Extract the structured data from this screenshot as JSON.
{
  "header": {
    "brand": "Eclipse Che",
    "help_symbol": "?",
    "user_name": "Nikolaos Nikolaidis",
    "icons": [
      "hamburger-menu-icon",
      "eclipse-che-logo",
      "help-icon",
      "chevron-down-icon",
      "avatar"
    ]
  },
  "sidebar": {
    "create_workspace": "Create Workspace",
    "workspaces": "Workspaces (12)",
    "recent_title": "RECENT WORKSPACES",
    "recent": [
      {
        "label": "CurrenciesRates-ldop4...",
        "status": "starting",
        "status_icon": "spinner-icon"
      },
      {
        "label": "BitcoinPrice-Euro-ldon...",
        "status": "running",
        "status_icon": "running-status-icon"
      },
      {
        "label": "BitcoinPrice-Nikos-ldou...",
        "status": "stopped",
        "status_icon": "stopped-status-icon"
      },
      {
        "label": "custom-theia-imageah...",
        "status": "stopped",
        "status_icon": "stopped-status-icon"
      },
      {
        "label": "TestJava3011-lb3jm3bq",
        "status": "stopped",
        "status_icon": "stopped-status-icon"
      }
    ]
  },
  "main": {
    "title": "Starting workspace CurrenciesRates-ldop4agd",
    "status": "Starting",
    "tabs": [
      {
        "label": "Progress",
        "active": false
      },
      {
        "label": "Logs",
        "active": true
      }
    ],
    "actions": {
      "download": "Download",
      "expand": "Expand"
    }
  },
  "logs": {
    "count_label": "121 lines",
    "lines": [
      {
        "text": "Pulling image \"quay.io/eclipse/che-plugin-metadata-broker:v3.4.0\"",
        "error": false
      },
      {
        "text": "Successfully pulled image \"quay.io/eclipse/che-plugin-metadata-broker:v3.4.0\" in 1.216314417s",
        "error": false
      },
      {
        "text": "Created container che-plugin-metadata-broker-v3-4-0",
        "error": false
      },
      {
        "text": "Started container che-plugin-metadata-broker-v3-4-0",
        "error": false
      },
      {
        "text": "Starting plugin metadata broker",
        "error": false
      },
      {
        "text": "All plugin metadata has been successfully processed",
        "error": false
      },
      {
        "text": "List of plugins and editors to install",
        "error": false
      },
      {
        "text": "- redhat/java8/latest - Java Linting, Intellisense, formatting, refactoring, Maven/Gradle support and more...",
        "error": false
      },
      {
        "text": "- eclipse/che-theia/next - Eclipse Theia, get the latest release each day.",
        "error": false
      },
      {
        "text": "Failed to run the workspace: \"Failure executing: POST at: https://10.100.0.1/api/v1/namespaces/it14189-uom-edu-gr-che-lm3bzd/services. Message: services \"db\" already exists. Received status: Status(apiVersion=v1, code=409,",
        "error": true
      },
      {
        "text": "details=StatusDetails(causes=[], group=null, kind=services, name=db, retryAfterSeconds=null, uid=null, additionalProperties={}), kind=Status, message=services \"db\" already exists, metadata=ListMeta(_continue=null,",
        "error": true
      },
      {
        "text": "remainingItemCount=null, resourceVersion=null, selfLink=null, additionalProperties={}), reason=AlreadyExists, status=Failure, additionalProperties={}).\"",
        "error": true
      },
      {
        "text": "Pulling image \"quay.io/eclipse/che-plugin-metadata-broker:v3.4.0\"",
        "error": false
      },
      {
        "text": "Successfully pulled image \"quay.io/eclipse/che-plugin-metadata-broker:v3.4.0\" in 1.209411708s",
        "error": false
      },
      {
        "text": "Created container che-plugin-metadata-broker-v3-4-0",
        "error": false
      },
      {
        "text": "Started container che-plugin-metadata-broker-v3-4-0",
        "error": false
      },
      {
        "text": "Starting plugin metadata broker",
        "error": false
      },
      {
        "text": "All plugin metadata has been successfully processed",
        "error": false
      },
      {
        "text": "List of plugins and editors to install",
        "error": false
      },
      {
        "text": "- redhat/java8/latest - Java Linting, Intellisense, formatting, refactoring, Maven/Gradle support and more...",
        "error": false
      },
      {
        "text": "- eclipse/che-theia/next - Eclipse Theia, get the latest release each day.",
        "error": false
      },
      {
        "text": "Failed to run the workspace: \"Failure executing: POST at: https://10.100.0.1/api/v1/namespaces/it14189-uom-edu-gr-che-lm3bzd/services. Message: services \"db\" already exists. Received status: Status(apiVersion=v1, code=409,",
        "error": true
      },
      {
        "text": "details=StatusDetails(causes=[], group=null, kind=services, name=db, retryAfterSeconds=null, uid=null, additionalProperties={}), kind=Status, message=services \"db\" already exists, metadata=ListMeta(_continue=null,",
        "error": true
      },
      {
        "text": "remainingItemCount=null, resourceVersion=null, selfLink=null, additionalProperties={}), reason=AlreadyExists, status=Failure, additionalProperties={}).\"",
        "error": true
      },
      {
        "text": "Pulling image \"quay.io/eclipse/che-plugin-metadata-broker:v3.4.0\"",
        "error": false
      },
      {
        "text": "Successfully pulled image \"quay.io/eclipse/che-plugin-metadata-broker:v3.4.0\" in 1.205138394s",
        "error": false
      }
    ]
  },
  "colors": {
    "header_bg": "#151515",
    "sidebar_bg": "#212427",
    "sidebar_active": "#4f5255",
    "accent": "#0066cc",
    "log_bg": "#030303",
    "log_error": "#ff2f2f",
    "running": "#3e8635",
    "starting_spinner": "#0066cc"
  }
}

_ _ _ _

* EXERCISE TASK *
Repeat all of the records above exactly as they appear.

* WRITTEN SOLUTION *
Extract the structured data from this screenshot as JSON.
{
  "header": {
    "brand": "Eclipse Che",
    "help_symbol": "?",
    "user_name": "Nikolaos Nikolaidis",
    "icons": [
      "hamburger-menu-icon",
      "eclipse-che-logo",
      "help-icon",
      "chevron-down-icon",
      "avatar"
    ]
  },
  "sidebar": {
    "create_workspace": "Create Workspace",
    "workspaces": "Workspaces (12)",
    "recent_title": "RECENT WORKSPACES",
    "recent": [
      {
        "label": "CurrenciesRates-ldop4...",
        "status": "starting",
        "status_icon": "spinner-icon"
      },
      {
        "label": "BitcoinPrice-Euro-ldon...",
        "status": "running",
        "status_icon": "running-status-icon"
      },
      {
        "label": "BitcoinPrice-Nikos-ldou...",
        "status": "stopped",
        "status_icon": "stopped-status-icon"
      },
      {
        "label": "custom-theia-imageah...",
        "status": "stopped",
        "status_icon": "stopped-status-icon"
      },
      {
        "label": "TestJava3011-lb3jm3bq",
        "status": "stopped",
        "status_icon": "stopped-status-icon"
      }
    ]
  },
  "main": {
    "title": "Starting workspace CurrenciesRates-ldop4agd",
    "status": "Starting",
    "tabs": [
      {
        "label": "Progress",
        "active": false
      },
      {
        "label": "Logs",
        "active": true
      }
    ],
    "actions": {
      "download": "Download",
      "expand": "Expand"
    }
  },
  "logs": {
    "count_label": "121 lines",
    "lines": [
      {
        "text": "Pulling image \"quay.io/eclipse/che-plugin-metadata-broker:v3.4.0\"",
        "error": false
      },
      {
        "text": "Successfully pulled image \"quay.io/eclipse/che-plugin-metadata-broker:v3.4.0\" in 1.216314417s",
        "error": false
      },
      {
        "text": "Created container che-plugin-metadata-broker-v3-4-0",
        "error": false
      },
      {
        "text": "Started container che-plugin-metadata-broker-v3-4-0",
        "error": false
      },
      {
        "text": "Starting plugin metadata broker",
        "error": false
      },
      {
        "text": "All plugin metadata has been successfully processed",
        "error": false
      },
      {
        "text": "List of plugins and editors to install",
        "error": false
      },
      {
        "text": "- redhat/java8/latest - Java Linting, Intellisense, formatting, refactoring, Maven/Gradle support and more...",
        "error": false
      },
      {
        "text": "- eclipse/che-theia/next - Eclipse Theia, get the latest release each day.",
        "error": false
      },
      {
        "text": "Failed to run the workspace: \"Failure executing: POST at: https://10.100.0.1/api/v1/namespaces/it14189-uom-edu-gr-che-lm3bzd/services. Message: services \"db\" already exists. Received status: Status(apiVersion=v1, code=409,",
        "error": true
      },
      {
        "text": "details=StatusDetails(causes=[], group=null, kind=services, name=db, retryAfterSeconds=null, uid=null, additionalProperties={}), kind=Status, message=services \"db\" already exists, metadata=ListMeta(_continue=null,",
        "error": true
      },
      {
        "text": "remainingItemCount=null, resourceVersion=null, selfLink=null, additionalProperties={}), reason=AlreadyExists, status=Failure, additionalProperties={}).\"",
        "error": true
      },
      {
        "text": "Pulling image \"quay.io/eclipse/che-plugin-metadata-broker:v3.4.0\"",
        "error": false
      },
      {
        "text": "Successfully pulled image \"quay.io/eclipse/che-plugin-metadata-broker:v3.4.0\" in 1.209411708s",
        "error": false
      },
      {
        "text": "Created container che-plugin-metadata-broker-v3-4-0",
        "error": false
      },
      {
        "text": "Started container che-plugin-metadata-broker-v3-4-0",
        "error": false
      },
      {
        "text": "Starting plugin metadata broker",
        "error": false
      },
      {
        "text": "All plugin metadata has been successfully processed",
        "error": false
      },
      {
        "text": "List of plugins and editors to install",
        "error": false
      },
      {
        "text": "- redhat/java8/latest - Java Linting, Intellisense, formatting, refactoring, Maven/Gradle support and more...",
        "error": false
      },
      {
        "text": "- eclipse/che-theia/next - Eclipse Theia, get the latest release each day.",
        "error": false
      },
      {
        "text": "Failed to run the workspace: \"Failure executing: POST at: https://10.100.0.1/api/v1/namespaces/it14189-uom-edu-gr-che-lm3bzd/services. Message: services \"db\" already exists. Received status: Status(apiVersion=v1, code=409,",
        "error": true
      },
      {
        "text": "details=StatusDetails(causes=[], group=null, kind=services, name=db, retryAfterSeconds=null, uid=null, additionalProperties={}), kind=Status, message=services \"db\" already exists, metadata=ListMeta(_continue=null,",
        "error": true
      },
      {
        "text": "remainingItemCount=null, resourceVersion=null, selfLink=null, additionalProperties={}), reason=AlreadyExists, status=Failure, additionalProperties={}).\"",
        "error": true
      },
      {
        "text": "Pulling image \"quay.io/eclipse/che-plugin-metadata-broker:v3.4.0\"",
        "error": false
      },
      {
        "text": "Successfully pulled image \"quay.io/eclipse/che-plugin-metadata-broker:v3.4.0\" in 1.205138394s",
        "error": false
      }
    ]
  },
  "colors": {
    "header_bg": "#151515",
    "sidebar_bg": "#212427",
    "sidebar_active": "#4f5255",
    "accent": "#0066cc",
    "log_bg": "#030303",
    "log_error": "#ff2f2f",
    "running": "#3e8635",
    "starting_spinner": "#0066cc"
  }
}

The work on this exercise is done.